- Problem statement -
Scan the listing below and copy every line holding "mobile".

- Source records -

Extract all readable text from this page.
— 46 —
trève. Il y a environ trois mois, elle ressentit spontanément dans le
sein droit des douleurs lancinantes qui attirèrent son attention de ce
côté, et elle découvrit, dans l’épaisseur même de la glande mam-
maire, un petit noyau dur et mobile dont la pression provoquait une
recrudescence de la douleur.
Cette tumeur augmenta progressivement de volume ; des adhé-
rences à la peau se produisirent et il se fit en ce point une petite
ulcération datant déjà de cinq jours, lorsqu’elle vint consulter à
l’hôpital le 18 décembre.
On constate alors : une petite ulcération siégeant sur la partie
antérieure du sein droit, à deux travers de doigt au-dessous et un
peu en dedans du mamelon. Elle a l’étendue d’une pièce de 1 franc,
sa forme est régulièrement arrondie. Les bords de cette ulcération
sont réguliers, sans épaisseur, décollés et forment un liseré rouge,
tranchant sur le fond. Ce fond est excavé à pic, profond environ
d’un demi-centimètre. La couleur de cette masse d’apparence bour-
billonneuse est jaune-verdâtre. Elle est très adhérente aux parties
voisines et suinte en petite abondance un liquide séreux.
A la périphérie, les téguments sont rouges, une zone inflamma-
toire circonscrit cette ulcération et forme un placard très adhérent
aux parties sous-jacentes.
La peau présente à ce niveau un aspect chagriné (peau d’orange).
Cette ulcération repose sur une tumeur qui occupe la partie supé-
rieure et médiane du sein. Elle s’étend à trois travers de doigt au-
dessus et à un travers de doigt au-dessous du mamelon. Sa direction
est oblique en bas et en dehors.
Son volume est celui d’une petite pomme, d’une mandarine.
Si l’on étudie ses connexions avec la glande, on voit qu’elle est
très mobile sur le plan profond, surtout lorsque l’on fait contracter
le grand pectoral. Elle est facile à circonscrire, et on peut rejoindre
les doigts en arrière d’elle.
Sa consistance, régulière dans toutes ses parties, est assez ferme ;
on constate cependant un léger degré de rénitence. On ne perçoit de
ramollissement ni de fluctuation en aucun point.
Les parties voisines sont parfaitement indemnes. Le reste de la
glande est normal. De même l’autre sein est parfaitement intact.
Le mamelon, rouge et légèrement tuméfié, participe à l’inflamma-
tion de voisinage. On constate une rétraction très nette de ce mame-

- Task answer -
maire, un petit noyau dur et mobile dont la pression provoquait une
très mobile sur le plan profond, surtout lorsque l’on fait contracter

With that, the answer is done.